**What you need to do:** Print the entries in full, word for word, but not the pictures.

++++

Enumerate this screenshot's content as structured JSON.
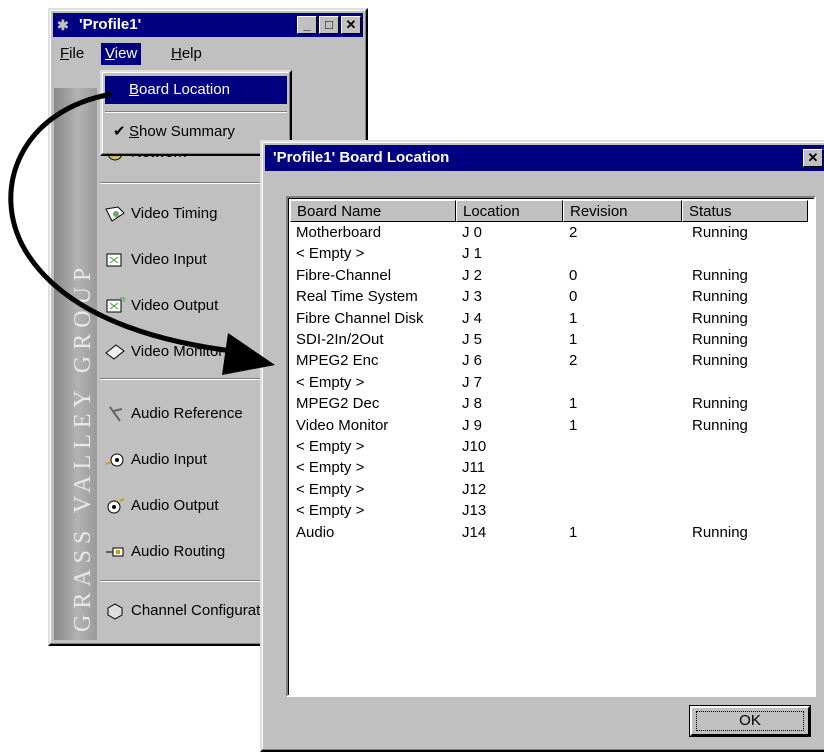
{
  "main_window": {
    "title": "'Profile1'",
    "controls": {
      "minimize": "_",
      "maximize": "□",
      "close": "✕"
    },
    "menu": [
      {
        "label": "File",
        "mnemonic_rest": "ile",
        "mnemonic": "F"
      },
      {
        "label": "View",
        "mnemonic_rest": "iew",
        "mnemonic": "V"
      },
      {
        "label": "Help",
        "mnemonic_rest": "elp",
        "mnemonic": "H"
      }
    ],
    "brand_text": "GRASS VALLEY GROUP",
    "nav_items": [
      {
        "label": "Network",
        "icon": "network-icon"
      },
      {
        "label": "Video Timing",
        "icon": "video-timing-icon"
      },
      {
        "label": "Video Input",
        "icon": "video-input-icon"
      },
      {
        "label": "Video Output",
        "icon": "video-output-icon"
      },
      {
        "label": "Video Monitor",
        "icon": "video-monitor-icon"
      },
      {
        "label": "Audio Reference",
        "icon": "audio-reference-icon"
      },
      {
        "label": "Audio Input",
        "icon": "audio-input-icon"
      },
      {
        "label": "Audio Output",
        "icon": "audio-output-icon"
      },
      {
        "label": "Audio Routing",
        "icon": "audio-routing-icon"
      },
      {
        "label": "Channel Configuration",
        "icon": "channel-config-icon"
      }
    ]
  },
  "view_menu": {
    "items": [
      {
        "first": "B",
        "rest": "oard Location",
        "checked": false,
        "highlighted": true
      },
      {
        "first": "S",
        "rest": "how Summary",
        "checked": true,
        "highlighted": false
      }
    ],
    "check_glyph": "✔"
  },
  "dialog": {
    "title": "'Profile1' Board Location",
    "close": "✕",
    "columns": [
      "Board Name",
      "Location",
      "Revision",
      "Status"
    ],
    "rows": [
      {
        "name": "Motherboard",
        "location": "J 0",
        "revision": "2",
        "status": "Running"
      },
      {
        "name": "< Empty >",
        "location": "J 1",
        "revision": "",
        "status": ""
      },
      {
        "name": "Fibre-Channel",
        "location": "J 2",
        "revision": "0",
        "status": "Running"
      },
      {
        "name": "Real Time System",
        "location": "J 3",
        "revision": "0",
        "status": "Running"
      },
      {
        "name": "Fibre Channel Disk",
        "location": "J 4",
        "revision": "1",
        "status": "Running"
      },
      {
        "name": "SDI-2In/2Out",
        "location": "J 5",
        "revision": "1",
        "status": "Running"
      },
      {
        "name": "MPEG2 Enc",
        "location": "J 6",
        "revision": "2",
        "status": "Running"
      },
      {
        "name": "< Empty >",
        "location": "J 7",
        "revision": "",
        "status": ""
      },
      {
        "name": "MPEG2 Dec",
        "location": "J 8",
        "revision": "1",
        "status": "Running"
      },
      {
        "name": "Video Monitor",
        "location": "J 9",
        "revision": "1",
        "status": "Running"
      },
      {
        "name": "< Empty >",
        "location": "J10",
        "revision": "",
        "status": ""
      },
      {
        "name": "< Empty >",
        "location": "J11",
        "revision": "",
        "status": ""
      },
      {
        "name": "< Empty >",
        "location": "J12",
        "revision": "",
        "status": ""
      },
      {
        "name": "< Empty >",
        "location": "J13",
        "revision": "",
        "status": ""
      },
      {
        "name": "Audio",
        "location": "J14",
        "revision": "1",
        "status": "Running"
      }
    ],
    "ok_label": "OK"
  },
  "colors": {
    "title_bar": "#000080",
    "face": "#c0c0c0",
    "highlight": "#000080"
  }
}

++++

**Full response:**
Enumerate this screenshot's content as structured JSON.
{
  "main_window": {
    "title": "'Profile1'",
    "controls": {
      "minimize": "_",
      "maximize": "□",
      "close": "✕"
    },
    "menu": [
      {
        "label": "File",
        "mnemonic_rest": "ile",
        "mnemonic": "F"
      },
      {
        "label": "View",
        "mnemonic_rest": "iew",
        "mnemonic": "V"
      },
      {
        "label": "Help",
        "mnemonic_rest": "elp",
        "mnemonic": "H"
      }
    ],
    "brand_text": "GRASS VALLEY GROUP",
    "nav_items": [
      {
        "label": "Network",
        "icon": "network-icon"
      },
      {
        "label": "Video Timing",
        "icon": "video-timing-icon"
      },
      {
        "label": "Video Input",
        "icon": "video-input-icon"
      },
      {
        "label": "Video Output",
        "icon": "video-output-icon"
      },
      {
        "label": "Video Monitor",
        "icon": "video-monitor-icon"
      },
      {
        "label": "Audio Reference",
        "icon": "audio-reference-icon"
      },
      {
        "label": "Audio Input",
        "icon": "audio-input-icon"
      },
      {
        "label": "Audio Output",
        "icon": "audio-output-icon"
      },
      {
        "label": "Audio Routing",
        "icon": "audio-routing-icon"
      },
      {
        "label": "Channel Configuration",
        "icon": "channel-config-icon"
      }
    ]
  },
  "view_menu": {
    "items": [
      {
        "first": "B",
        "rest": "oard Location",
        "checked": false,
        "highlighted": true
      },
      {
        "first": "S",
        "rest": "how Summary",
        "checked": true,
        "highlighted": false
      }
    ],
    "check_glyph": "✔"
  },
  "dialog": {
    "title": "'Profile1' Board Location",
    "close": "✕",
    "columns": [
      "Board Name",
      "Location",
      "Revision",
      "Status"
    ],
    "rows": [
      {
        "name": "Motherboard",
        "location": "J 0",
        "revision": "2",
        "status": "Running"
      },
      {
        "name": "< Empty >",
        "location": "J 1",
        "revision": "",
        "status": ""
      },
      {
        "name": "Fibre-Channel",
        "location": "J 2",
        "revision": "0",
        "status": "Running"
      },
      {
        "name": "Real Time System",
        "location": "J 3",
        "revision": "0",
        "status": "Running"
      },
      {
        "name": "Fibre Channel Disk",
        "location": "J 4",
        "revision": "1",
        "status": "Running"
      },
      {
        "name": "SDI-2In/2Out",
        "location": "J 5",
        "revision": "1",
        "status": "Running"
      },
      {
        "name": "MPEG2 Enc",
        "location": "J 6",
        "revision": "2",
        "status": "Running"
      },
      {
        "name": "< Empty >",
        "location": "J 7",
        "revision": "",
        "status": ""
      },
      {
        "name": "MPEG2 Dec",
        "location": "J 8",
        "revision": "1",
        "status": "Running"
      },
      {
        "name": "Video Monitor",
        "location": "J 9",
        "revision": "1",
        "status": "Running"
      },
      {
        "name": "< Empty >",
        "location": "J10",
        "revision": "",
        "status": ""
      },
      {
        "name": "< Empty >",
        "location": "J11",
        "revision": "",
        "status": ""
      },
      {
        "name": "< Empty >",
        "location": "J12",
        "revision": "",
        "status": ""
      },
      {
        "name": "< Empty >",
        "location": "J13",
        "revision": "",
        "status": ""
      },
      {
        "name": "Audio",
        "location": "J14",
        "revision": "1",
        "status": "Running"
      }
    ],
    "ok_label": "OK"
  },
  "colors": {
    "title_bar": "#000080",
    "face": "#c0c0c0",
    "highlight": "#000080"
  }
}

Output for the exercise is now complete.